Extracted records:

>>>>>

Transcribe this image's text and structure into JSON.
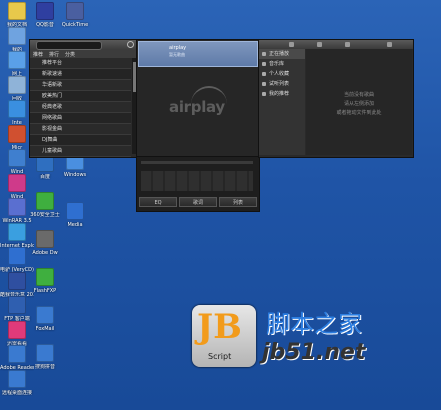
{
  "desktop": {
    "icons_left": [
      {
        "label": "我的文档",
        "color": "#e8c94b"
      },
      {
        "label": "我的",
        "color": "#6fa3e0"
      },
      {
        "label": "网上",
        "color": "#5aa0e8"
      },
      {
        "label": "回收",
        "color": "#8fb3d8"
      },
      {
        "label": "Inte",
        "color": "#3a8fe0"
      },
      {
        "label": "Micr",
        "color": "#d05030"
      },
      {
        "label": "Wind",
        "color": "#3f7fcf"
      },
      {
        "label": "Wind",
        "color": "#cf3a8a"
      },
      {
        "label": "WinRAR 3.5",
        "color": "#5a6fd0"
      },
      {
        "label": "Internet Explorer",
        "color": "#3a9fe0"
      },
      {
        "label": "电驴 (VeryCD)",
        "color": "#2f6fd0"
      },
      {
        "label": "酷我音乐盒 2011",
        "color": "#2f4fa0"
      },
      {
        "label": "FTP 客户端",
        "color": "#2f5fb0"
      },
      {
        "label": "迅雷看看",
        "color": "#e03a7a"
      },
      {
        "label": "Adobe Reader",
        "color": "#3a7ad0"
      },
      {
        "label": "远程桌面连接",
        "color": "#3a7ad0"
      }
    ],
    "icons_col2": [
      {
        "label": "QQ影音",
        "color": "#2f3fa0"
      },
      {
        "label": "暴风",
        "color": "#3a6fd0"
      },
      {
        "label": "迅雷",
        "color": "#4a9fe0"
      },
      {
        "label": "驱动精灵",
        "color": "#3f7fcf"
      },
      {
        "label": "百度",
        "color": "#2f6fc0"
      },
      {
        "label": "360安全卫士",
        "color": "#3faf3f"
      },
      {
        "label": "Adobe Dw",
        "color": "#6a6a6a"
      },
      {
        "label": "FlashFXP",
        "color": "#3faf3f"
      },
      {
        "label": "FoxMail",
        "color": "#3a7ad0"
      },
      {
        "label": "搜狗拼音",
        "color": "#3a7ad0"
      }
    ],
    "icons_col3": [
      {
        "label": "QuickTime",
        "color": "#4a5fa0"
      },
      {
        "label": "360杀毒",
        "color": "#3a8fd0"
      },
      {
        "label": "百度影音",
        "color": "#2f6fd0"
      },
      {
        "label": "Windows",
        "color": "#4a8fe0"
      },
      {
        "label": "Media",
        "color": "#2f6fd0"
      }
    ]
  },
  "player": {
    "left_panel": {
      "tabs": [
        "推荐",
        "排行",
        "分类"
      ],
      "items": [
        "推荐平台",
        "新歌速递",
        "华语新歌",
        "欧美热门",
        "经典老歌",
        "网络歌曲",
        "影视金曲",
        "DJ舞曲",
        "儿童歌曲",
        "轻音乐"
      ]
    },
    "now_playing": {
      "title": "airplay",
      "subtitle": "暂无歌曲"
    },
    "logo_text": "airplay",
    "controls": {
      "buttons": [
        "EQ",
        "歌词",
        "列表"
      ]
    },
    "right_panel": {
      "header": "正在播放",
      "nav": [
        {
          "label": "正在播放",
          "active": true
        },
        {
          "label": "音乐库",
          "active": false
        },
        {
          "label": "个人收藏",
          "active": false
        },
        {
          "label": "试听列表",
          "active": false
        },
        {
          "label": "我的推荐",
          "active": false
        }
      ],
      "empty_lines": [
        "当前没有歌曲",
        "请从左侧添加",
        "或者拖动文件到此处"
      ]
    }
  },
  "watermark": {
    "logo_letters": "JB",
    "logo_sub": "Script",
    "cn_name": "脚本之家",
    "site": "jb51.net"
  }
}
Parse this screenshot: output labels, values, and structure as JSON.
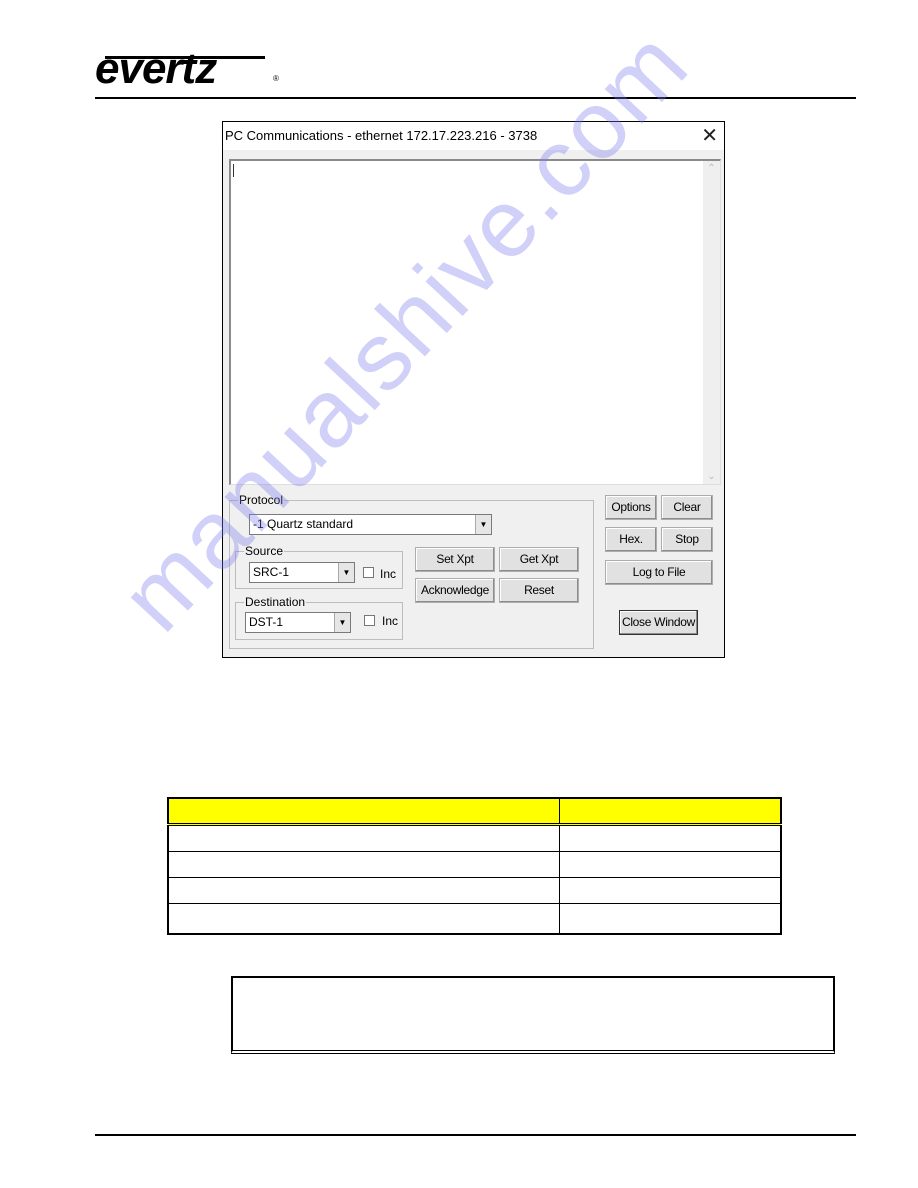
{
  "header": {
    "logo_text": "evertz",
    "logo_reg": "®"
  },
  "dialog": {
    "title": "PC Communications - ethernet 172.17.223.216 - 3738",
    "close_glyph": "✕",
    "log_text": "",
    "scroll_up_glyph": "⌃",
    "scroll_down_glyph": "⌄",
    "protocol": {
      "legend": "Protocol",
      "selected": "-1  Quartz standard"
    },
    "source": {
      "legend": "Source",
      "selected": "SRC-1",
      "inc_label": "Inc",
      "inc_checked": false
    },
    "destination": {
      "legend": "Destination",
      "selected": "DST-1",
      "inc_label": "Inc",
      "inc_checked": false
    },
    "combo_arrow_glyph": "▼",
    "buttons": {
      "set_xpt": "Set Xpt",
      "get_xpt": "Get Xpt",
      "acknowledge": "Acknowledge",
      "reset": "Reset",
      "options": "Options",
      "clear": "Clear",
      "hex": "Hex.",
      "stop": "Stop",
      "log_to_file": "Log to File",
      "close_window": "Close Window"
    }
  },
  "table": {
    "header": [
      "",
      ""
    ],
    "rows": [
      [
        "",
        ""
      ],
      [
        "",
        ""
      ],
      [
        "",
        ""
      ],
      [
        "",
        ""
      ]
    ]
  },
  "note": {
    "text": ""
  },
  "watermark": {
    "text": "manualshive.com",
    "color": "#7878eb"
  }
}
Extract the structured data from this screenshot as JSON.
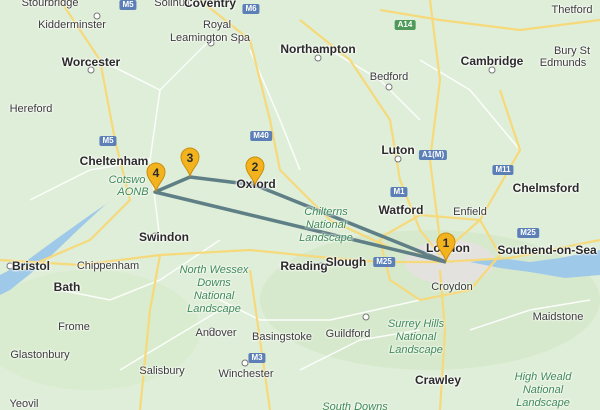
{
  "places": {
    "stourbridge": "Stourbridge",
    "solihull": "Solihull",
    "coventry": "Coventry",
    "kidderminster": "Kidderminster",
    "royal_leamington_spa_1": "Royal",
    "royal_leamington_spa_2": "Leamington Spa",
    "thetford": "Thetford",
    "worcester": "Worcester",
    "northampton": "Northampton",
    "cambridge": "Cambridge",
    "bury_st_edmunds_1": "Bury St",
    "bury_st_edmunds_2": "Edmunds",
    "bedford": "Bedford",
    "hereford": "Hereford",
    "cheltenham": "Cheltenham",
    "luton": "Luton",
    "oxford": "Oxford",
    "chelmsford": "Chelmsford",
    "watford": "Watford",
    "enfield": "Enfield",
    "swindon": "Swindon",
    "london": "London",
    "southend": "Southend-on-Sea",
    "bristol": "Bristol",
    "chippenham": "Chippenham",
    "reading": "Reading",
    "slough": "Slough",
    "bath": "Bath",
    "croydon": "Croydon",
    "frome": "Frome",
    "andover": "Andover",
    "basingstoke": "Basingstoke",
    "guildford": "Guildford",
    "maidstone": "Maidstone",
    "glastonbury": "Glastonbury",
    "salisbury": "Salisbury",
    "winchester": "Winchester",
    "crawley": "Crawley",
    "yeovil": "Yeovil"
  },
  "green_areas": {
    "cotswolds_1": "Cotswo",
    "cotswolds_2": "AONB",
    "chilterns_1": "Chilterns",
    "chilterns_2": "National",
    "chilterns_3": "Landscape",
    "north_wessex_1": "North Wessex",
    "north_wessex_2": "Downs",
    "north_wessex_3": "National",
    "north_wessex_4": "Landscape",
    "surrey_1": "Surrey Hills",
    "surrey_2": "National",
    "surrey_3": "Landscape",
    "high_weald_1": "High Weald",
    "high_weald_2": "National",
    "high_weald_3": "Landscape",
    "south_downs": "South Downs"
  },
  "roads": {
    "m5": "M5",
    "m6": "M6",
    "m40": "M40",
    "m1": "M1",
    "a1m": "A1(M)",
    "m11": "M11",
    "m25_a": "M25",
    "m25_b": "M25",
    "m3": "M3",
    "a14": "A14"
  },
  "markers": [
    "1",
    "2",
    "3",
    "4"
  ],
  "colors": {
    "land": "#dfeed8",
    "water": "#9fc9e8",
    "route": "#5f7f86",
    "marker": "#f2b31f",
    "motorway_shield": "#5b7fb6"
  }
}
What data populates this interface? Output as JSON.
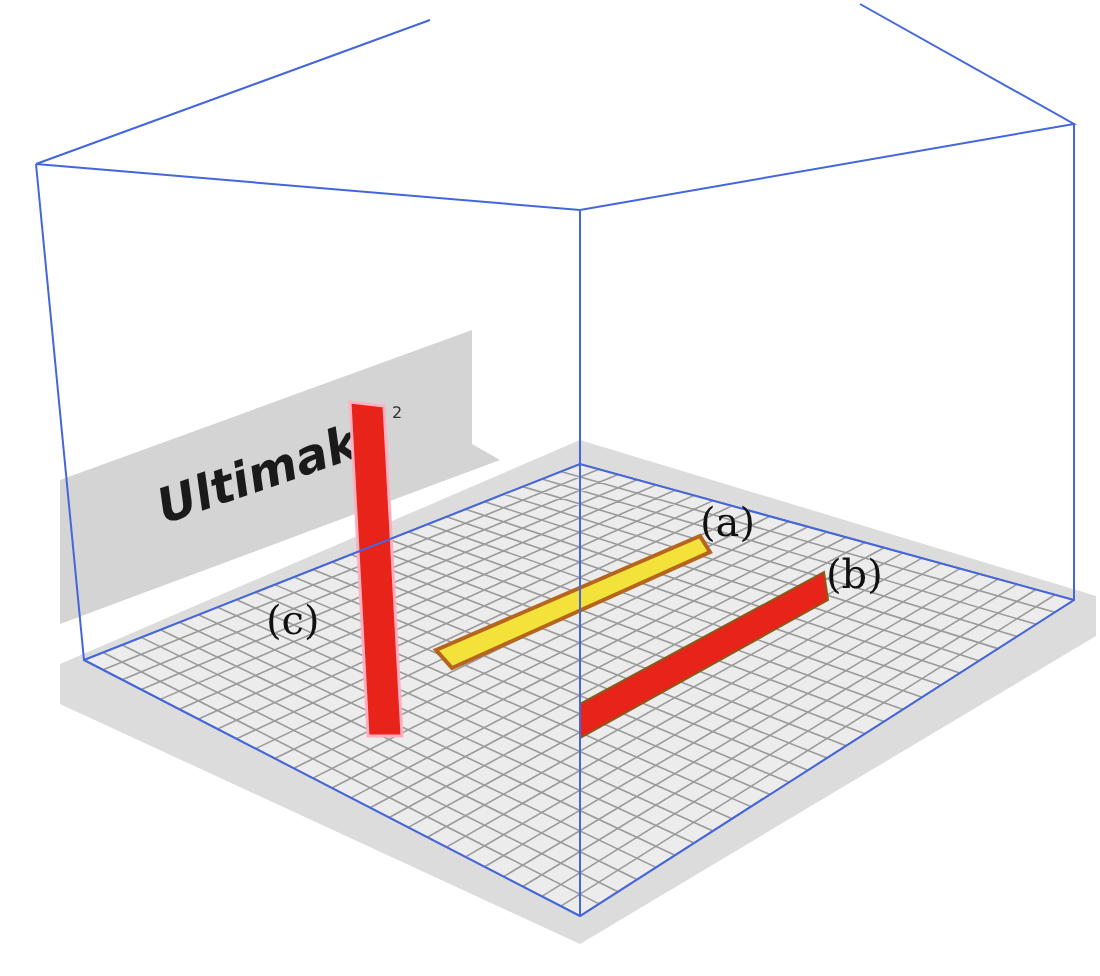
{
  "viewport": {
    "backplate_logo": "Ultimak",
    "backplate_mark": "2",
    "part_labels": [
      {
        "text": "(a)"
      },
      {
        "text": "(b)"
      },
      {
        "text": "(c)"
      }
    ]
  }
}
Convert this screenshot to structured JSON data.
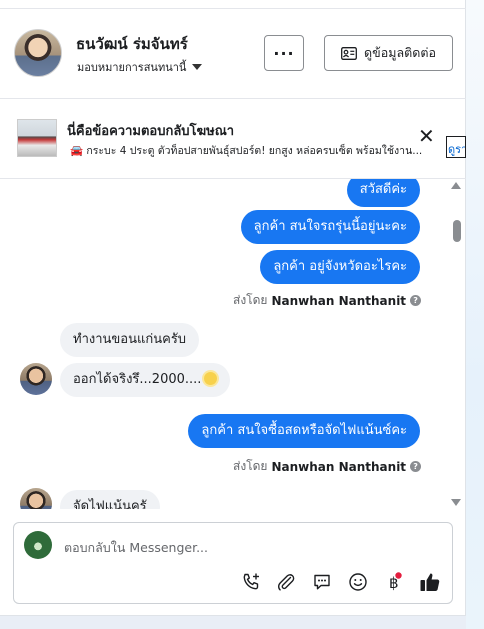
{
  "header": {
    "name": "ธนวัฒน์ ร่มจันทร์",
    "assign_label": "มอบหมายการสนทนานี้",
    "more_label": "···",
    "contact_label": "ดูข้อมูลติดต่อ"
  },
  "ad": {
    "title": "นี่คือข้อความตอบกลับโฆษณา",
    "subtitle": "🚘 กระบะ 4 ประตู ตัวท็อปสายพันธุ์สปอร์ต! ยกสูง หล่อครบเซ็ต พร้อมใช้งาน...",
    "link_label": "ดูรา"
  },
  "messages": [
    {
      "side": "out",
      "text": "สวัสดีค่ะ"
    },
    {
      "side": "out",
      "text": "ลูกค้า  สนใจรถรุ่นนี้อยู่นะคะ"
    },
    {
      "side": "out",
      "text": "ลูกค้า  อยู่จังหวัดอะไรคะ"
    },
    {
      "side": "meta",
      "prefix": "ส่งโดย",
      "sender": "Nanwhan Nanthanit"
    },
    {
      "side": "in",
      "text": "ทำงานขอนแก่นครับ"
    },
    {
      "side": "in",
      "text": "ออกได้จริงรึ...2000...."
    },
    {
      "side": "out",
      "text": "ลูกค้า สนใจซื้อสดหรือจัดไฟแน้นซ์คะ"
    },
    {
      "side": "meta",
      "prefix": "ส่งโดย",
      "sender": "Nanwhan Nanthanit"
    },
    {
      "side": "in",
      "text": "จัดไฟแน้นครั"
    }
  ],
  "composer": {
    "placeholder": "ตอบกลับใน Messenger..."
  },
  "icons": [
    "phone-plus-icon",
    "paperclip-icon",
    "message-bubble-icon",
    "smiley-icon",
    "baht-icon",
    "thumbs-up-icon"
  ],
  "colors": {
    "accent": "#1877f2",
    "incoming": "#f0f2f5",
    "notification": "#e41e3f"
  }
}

<<<<<

Exercise requirements:
Leave out every picture and copy verbatim the lines running from the line containing "Convert this screenshot" through the final line of the data.

Answer to the exercise:
Convert this screenshot to structured JSON data.
{
  "header": {
    "name": "ธนวัฒน์ ร่มจันทร์",
    "assign_label": "มอบหมายการสนทนานี้",
    "more_label": "···",
    "contact_label": "ดูข้อมูลติดต่อ"
  },
  "ad": {
    "title": "นี่คือข้อความตอบกลับโฆษณา",
    "subtitle": "🚘 กระบะ 4 ประตู ตัวท็อปสายพันธุ์สปอร์ต! ยกสูง หล่อครบเซ็ต พร้อมใช้งาน...",
    "link_label": "ดูรา"
  },
  "messages": [
    {
      "side": "out",
      "text": "สวัสดีค่ะ"
    },
    {
      "side": "out",
      "text": "ลูกค้า  สนใจรถรุ่นนี้อยู่นะคะ"
    },
    {
      "side": "out",
      "text": "ลูกค้า  อยู่จังหวัดอะไรคะ"
    },
    {
      "side": "meta",
      "prefix": "ส่งโดย",
      "sender": "Nanwhan Nanthanit"
    },
    {
      "side": "in",
      "text": "ทำงานขอนแก่นครับ"
    },
    {
      "side": "in",
      "text": "ออกได้จริงรึ...2000...."
    },
    {
      "side": "out",
      "text": "ลูกค้า สนใจซื้อสดหรือจัดไฟแน้นซ์คะ"
    },
    {
      "side": "meta",
      "prefix": "ส่งโดย",
      "sender": "Nanwhan Nanthanit"
    },
    {
      "side": "in",
      "text": "จัดไฟแน้นครั"
    }
  ],
  "composer": {
    "placeholder": "ตอบกลับใน Messenger..."
  },
  "icons": [
    "phone-plus-icon",
    "paperclip-icon",
    "message-bubble-icon",
    "smiley-icon",
    "baht-icon",
    "thumbs-up-icon"
  ],
  "colors": {
    "accent": "#1877f2",
    "incoming": "#f0f2f5",
    "notification": "#e41e3f"
  }
}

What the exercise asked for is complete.